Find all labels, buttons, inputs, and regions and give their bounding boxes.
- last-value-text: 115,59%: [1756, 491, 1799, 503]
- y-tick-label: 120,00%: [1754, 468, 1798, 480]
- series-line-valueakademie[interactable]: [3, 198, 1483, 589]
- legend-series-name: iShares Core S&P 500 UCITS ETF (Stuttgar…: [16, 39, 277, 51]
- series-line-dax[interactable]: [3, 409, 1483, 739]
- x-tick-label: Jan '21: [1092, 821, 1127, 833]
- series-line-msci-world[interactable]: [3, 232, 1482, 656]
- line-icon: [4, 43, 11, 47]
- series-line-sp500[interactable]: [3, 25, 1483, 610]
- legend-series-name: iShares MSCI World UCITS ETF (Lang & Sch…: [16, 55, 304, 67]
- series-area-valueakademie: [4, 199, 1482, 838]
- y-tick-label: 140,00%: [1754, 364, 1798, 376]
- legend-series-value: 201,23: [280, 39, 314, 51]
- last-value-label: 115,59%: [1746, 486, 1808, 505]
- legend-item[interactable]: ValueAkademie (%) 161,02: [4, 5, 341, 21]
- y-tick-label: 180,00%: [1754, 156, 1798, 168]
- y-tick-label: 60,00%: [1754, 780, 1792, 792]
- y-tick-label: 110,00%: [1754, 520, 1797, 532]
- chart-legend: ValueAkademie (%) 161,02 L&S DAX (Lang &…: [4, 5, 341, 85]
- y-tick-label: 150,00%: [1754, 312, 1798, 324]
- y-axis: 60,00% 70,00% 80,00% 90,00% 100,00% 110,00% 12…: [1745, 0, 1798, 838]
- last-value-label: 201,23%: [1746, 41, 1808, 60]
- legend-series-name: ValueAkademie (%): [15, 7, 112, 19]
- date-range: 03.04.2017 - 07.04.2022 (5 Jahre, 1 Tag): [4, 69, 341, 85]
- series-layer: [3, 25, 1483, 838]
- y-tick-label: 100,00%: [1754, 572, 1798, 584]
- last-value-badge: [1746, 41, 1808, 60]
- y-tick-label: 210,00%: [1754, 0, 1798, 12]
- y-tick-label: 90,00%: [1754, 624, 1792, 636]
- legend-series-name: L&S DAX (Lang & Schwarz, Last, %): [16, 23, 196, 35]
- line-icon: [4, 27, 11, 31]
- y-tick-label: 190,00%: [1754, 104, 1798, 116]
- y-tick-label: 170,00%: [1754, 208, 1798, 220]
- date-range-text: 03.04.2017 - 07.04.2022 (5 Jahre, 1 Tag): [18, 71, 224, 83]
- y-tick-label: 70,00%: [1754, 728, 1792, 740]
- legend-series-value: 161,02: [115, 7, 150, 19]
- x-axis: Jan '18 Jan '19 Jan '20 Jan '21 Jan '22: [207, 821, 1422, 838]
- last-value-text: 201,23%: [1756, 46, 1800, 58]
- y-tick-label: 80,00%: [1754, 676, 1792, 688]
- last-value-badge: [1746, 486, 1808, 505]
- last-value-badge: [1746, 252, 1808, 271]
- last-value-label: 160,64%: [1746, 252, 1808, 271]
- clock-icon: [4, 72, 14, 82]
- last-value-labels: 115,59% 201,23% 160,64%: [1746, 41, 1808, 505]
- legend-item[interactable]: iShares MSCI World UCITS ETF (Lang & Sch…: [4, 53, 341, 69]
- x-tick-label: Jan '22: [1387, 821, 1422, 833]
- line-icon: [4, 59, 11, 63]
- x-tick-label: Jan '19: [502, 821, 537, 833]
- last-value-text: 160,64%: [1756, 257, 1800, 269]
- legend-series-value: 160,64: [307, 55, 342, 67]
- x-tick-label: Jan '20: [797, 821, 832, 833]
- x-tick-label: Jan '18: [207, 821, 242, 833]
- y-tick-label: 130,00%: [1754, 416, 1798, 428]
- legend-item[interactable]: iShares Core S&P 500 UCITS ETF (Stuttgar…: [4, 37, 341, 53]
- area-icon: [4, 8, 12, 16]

□ □ □

> [Exercise]: Copy the material above verbatim, every line from start to finish.

> [Solution]:
Find all labels, buttons, inputs, and regions and give their bounding boxes.
- last-value-text: 115,59%: [1756, 491, 1799, 503]
- y-tick-label: 120,00%: [1754, 468, 1798, 480]
- series-line-valueakademie[interactable]: [3, 198, 1483, 589]
- legend-series-name: iShares Core S&P 500 UCITS ETF (Stuttgar…: [16, 39, 277, 51]
- series-line-dax[interactable]: [3, 409, 1483, 739]
- x-tick-label: Jan '21: [1092, 821, 1127, 833]
- series-line-msci-world[interactable]: [3, 232, 1482, 656]
- line-icon: [4, 43, 11, 47]
- series-line-sp500[interactable]: [3, 25, 1483, 610]
- legend-series-name: iShares MSCI World UCITS ETF (Lang & Sch…: [16, 55, 304, 67]
- series-area-valueakademie: [4, 199, 1482, 838]
- y-tick-label: 140,00%: [1754, 364, 1798, 376]
- legend-series-value: 201,23: [280, 39, 314, 51]
- last-value-label: 115,59%: [1746, 486, 1808, 505]
- legend-item[interactable]: ValueAkademie (%) 161,02: [4, 5, 341, 21]
- y-tick-label: 180,00%: [1754, 156, 1798, 168]
- y-tick-label: 60,00%: [1754, 780, 1792, 792]
- y-tick-label: 110,00%: [1754, 520, 1797, 532]
- chart-legend: ValueAkademie (%) 161,02 L&S DAX (Lang &…: [4, 5, 341, 85]
- y-tick-label: 150,00%: [1754, 312, 1798, 324]
- y-axis: 60,00% 70,00% 80,00% 90,00% 100,00% 110,00% 12…: [1745, 0, 1798, 838]
- last-value-label: 201,23%: [1746, 41, 1808, 60]
- legend-series-name: ValueAkademie (%): [15, 7, 112, 19]
- date-range: 03.04.2017 - 07.04.2022 (5 Jahre, 1 Tag): [4, 69, 341, 85]
- series-layer: [3, 25, 1483, 838]
- y-tick-label: 100,00%: [1754, 572, 1798, 584]
- last-value-badge: [1746, 41, 1808, 60]
- y-tick-label: 210,00%: [1754, 0, 1798, 12]
- y-tick-label: 90,00%: [1754, 624, 1792, 636]
- legend-series-name: L&S DAX (Lang & Schwarz, Last, %): [16, 23, 196, 35]
- line-icon: [4, 27, 11, 31]
- y-tick-label: 190,00%: [1754, 104, 1798, 116]
- y-tick-label: 170,00%: [1754, 208, 1798, 220]
- date-range-text: 03.04.2017 - 07.04.2022 (5 Jahre, 1 Tag): [18, 71, 224, 83]
- y-tick-label: 70,00%: [1754, 728, 1792, 740]
- legend-series-value: 161,02: [115, 7, 150, 19]
- x-axis: Jan '18 Jan '19 Jan '20 Jan '21 Jan '22: [207, 821, 1422, 838]
- last-value-text: 201,23%: [1756, 46, 1800, 58]
- y-tick-label: 80,00%: [1754, 676, 1792, 688]
- last-value-badge: [1746, 486, 1808, 505]
- last-value-badge: [1746, 252, 1808, 271]
- last-value-label: 160,64%: [1746, 252, 1808, 271]
- clock-icon: [4, 72, 14, 82]
- last-value-labels: 115,59% 201,23% 160,64%: [1746, 41, 1808, 505]
- legend-item[interactable]: iShares MSCI World UCITS ETF (Lang & Sch…: [4, 53, 341, 69]
- x-tick-label: Jan '22: [1387, 821, 1422, 833]
- line-icon: [4, 59, 11, 63]
- x-tick-label: Jan '19: [502, 821, 537, 833]
- last-value-text: 160,64%: [1756, 257, 1800, 269]
- legend-series-value: 160,64: [307, 55, 342, 67]
- x-tick-label: Jan '20: [797, 821, 832, 833]
- x-tick-label: Jan '18: [207, 821, 242, 833]
- y-tick-label: 130,00%: [1754, 416, 1798, 428]
- legend-item[interactable]: iShares Core S&P 500 UCITS ETF (Stuttgar…: [4, 37, 341, 53]
- area-icon: [4, 8, 12, 16]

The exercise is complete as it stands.